=== AIM OF THE EXERCISE ===
Give a verbatim quotation of every record.

************

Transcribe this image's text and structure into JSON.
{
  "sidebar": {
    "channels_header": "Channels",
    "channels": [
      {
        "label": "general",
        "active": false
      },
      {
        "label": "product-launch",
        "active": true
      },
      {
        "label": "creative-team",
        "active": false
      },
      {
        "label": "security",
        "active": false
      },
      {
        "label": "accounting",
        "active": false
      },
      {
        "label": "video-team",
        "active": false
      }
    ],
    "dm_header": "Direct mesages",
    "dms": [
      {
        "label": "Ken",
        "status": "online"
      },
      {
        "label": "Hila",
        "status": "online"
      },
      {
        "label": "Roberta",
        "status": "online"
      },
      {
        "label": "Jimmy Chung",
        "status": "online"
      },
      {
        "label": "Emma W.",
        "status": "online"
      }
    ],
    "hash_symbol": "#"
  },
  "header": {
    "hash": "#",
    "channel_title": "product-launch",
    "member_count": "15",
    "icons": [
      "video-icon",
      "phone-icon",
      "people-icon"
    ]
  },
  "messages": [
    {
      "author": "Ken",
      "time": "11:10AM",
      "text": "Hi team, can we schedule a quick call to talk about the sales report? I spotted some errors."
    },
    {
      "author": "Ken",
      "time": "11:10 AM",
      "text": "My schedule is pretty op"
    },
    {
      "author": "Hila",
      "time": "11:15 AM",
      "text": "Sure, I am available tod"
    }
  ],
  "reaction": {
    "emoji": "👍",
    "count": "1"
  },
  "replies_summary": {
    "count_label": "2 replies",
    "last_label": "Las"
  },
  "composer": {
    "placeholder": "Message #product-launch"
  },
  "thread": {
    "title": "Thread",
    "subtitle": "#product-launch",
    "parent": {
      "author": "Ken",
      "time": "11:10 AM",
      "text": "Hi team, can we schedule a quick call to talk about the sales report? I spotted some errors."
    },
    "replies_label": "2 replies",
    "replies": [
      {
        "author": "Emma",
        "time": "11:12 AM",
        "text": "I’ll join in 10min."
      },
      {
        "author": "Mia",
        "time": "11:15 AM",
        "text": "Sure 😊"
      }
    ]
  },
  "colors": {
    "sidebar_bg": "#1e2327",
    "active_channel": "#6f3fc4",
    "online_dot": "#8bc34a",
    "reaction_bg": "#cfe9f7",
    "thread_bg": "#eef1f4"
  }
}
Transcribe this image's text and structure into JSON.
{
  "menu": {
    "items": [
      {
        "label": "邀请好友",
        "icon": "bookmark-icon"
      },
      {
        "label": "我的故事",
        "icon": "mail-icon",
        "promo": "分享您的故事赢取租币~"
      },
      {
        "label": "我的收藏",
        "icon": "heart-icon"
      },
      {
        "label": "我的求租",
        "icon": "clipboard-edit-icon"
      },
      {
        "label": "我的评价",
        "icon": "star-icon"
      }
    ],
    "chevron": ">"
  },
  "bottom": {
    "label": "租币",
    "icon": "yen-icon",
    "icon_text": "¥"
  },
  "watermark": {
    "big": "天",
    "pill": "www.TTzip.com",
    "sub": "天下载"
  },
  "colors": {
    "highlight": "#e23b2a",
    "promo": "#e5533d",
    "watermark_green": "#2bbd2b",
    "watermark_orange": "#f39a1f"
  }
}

************

=== WRITTEN ANSWER ===
Transcribe this image's text and structure into JSON.
{
  "sidebar": {
    "channels_header": "Channels",
    "channels": [
      {
        "label": "general",
        "active": false
      },
      {
        "label": "product-launch",
        "active": true
      },
      {
        "label": "creative-team",
        "active": false
      },
      {
        "label": "security",
        "active": false
      },
      {
        "label": "accounting",
        "active": false
      },
      {
        "label": "video-team",
        "active": false
      }
    ],
    "dm_header": "Direct mesages",
    "dms": [
      {
        "label": "Ken",
        "status": "online"
      },
      {
        "label": "Hila",
        "status": "online"
      },
      {
        "label": "Roberta",
        "status": "online"
      },
      {
        "label": "Jimmy Chung",
        "status": "online"
      },
      {
        "label": "Emma W.",
        "status": "online"
      }
    ],
    "hash_symbol": "#"
  },
  "header": {
    "hash": "#",
    "channel_title": "product-launch",
    "member_count": "15",
    "icons": [
      "video-icon",
      "phone-icon",
      "people-icon"
    ]
  },
  "messages": [
    {
      "author": "Ken",
      "time": "11:10AM",
      "text": "Hi team, can we schedule a quick call to talk about the sales report? I spotted some errors."
    },
    {
      "author": "Ken",
      "time": "11:10 AM",
      "text": "My schedule is pretty op"
    },
    {
      "author": "Hila",
      "time": "11:15 AM",
      "text": "Sure, I am available tod"
    }
  ],
  "reaction": {
    "emoji": "👍",
    "count": "1"
  },
  "replies_summary": {
    "count_label": "2 replies",
    "last_label": "Las"
  },
  "composer": {
    "placeholder": "Message #product-launch"
  },
  "thread": {
    "title": "Thread",
    "subtitle": "#product-launch",
    "parent": {
      "author": "Ken",
      "time": "11:10 AM",
      "text": "Hi team, can we schedule a quick call to talk about the sales report? I spotted some errors."
    },
    "replies_label": "2 replies",
    "replies": [
      {
        "author": "Emma",
        "time": "11:12 AM",
        "text": "I’ll join in 10min."
      },
      {
        "author": "Mia",
        "time": "11:15 AM",
        "text": "Sure 😊"
      }
    ]
  },
  "colors": {
    "sidebar_bg": "#1e2327",
    "active_channel": "#6f3fc4",
    "online_dot": "#8bc34a",
    "reaction_bg": "#cfe9f7",
    "thread_bg": "#eef1f4"
  }
}
Transcribe this image's text and structure into JSON.
{
  "menu": {
    "items": [
      {
        "label": "邀请好友",
        "icon": "bookmark-icon"
      },
      {
        "label": "我的故事",
        "icon": "mail-icon",
        "promo": "分享您的故事赢取租币~"
      },
      {
        "label": "我的收藏",
        "icon": "heart-icon"
      },
      {
        "label": "我的求租",
        "icon": "clipboard-edit-icon"
      },
      {
        "label": "我的评价",
        "icon": "star-icon"
      }
    ],
    "chevron": ">"
  },
  "bottom": {
    "label": "租币",
    "icon": "yen-icon",
    "icon_text": "¥"
  },
  "watermark": {
    "big": "天",
    "pill": "www.TTzip.com",
    "sub": "天下载"
  },
  "colors": {
    "highlight": "#e23b2a",
    "promo": "#e5533d",
    "watermark_green": "#2bbd2b",
    "watermark_orange": "#f39a1f"
  }
}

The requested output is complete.